▶ **WHAT TO WORK ON**
Take every line from the listing below that includes "JSON" and copy it.

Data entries
════

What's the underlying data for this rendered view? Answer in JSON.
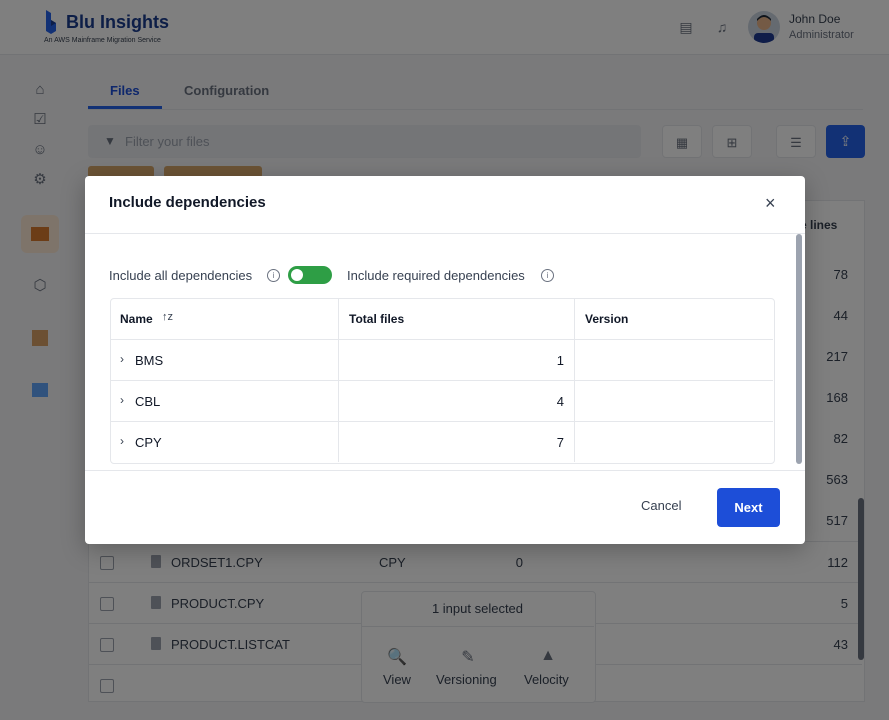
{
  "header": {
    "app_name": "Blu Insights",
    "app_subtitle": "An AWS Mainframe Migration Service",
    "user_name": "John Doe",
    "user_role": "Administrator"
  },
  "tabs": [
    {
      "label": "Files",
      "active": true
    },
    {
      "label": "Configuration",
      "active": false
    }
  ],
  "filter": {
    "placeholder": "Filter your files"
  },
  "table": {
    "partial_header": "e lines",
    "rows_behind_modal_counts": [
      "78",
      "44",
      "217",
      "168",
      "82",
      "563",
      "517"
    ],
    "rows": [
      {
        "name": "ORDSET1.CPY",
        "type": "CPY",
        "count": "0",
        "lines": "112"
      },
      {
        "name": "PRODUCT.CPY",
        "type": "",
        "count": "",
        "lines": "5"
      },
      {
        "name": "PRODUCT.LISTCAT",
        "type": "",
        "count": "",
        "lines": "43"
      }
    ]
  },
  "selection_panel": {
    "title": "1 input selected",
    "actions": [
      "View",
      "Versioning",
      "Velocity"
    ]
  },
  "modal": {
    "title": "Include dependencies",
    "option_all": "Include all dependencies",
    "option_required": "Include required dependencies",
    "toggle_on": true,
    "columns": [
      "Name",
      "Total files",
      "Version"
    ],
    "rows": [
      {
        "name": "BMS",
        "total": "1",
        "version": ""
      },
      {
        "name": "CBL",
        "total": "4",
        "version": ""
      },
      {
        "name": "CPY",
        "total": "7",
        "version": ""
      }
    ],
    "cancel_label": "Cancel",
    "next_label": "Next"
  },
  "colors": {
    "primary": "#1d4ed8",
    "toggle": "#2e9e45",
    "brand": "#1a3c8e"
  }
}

════

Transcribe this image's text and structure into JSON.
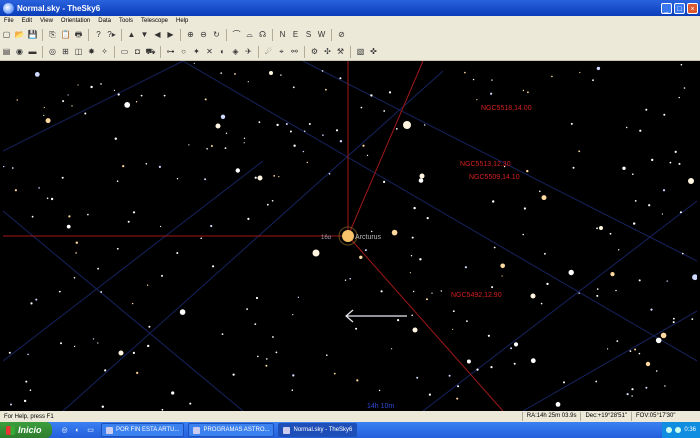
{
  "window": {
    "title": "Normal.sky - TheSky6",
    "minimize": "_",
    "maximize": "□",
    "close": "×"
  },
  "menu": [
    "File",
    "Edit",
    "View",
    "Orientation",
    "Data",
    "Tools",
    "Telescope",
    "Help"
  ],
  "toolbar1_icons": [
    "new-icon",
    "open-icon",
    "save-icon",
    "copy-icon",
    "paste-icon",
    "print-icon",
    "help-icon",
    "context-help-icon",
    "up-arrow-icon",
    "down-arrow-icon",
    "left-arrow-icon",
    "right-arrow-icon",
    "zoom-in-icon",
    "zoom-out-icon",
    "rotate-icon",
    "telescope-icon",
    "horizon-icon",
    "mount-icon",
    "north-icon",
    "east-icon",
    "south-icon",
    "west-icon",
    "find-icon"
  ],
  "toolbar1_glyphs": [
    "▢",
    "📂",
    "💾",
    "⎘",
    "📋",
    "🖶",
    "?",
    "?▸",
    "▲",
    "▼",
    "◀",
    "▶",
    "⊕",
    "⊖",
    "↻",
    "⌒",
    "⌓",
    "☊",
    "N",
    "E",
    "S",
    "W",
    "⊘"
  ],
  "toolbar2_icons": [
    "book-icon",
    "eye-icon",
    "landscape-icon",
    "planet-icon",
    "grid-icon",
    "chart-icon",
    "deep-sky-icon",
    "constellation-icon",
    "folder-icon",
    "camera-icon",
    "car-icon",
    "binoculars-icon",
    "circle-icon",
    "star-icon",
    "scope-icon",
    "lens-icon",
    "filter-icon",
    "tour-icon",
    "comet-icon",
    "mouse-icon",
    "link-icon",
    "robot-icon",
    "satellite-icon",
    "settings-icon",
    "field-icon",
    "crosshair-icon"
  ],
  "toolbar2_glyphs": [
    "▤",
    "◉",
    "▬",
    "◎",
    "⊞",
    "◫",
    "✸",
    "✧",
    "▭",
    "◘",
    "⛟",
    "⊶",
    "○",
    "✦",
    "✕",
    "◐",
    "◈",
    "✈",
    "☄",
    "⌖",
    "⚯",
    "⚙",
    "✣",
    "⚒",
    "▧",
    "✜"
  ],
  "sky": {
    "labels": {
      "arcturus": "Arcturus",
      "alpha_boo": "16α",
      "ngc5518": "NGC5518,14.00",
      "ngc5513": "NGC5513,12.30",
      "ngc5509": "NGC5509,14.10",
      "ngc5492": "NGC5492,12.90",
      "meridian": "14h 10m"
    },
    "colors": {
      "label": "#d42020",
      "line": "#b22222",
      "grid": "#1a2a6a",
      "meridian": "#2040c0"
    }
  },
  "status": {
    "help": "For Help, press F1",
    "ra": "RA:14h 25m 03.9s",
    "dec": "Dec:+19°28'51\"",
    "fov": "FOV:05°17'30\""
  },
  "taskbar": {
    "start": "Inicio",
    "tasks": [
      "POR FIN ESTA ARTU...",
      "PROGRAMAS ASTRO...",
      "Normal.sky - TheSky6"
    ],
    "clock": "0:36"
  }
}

════

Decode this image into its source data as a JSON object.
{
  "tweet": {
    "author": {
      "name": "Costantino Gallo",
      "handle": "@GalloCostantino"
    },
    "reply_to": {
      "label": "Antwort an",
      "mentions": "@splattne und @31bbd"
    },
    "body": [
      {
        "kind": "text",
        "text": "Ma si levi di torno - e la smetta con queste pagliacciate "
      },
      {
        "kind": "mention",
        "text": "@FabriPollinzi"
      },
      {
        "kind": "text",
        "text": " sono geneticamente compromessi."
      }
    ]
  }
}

════

▶ **RESPONSE**
What's the underlying data for this rendered view? Answer in JSON.
Transcribe this image's text and structure into JSON.
Decode this image into its source data as a JSON object.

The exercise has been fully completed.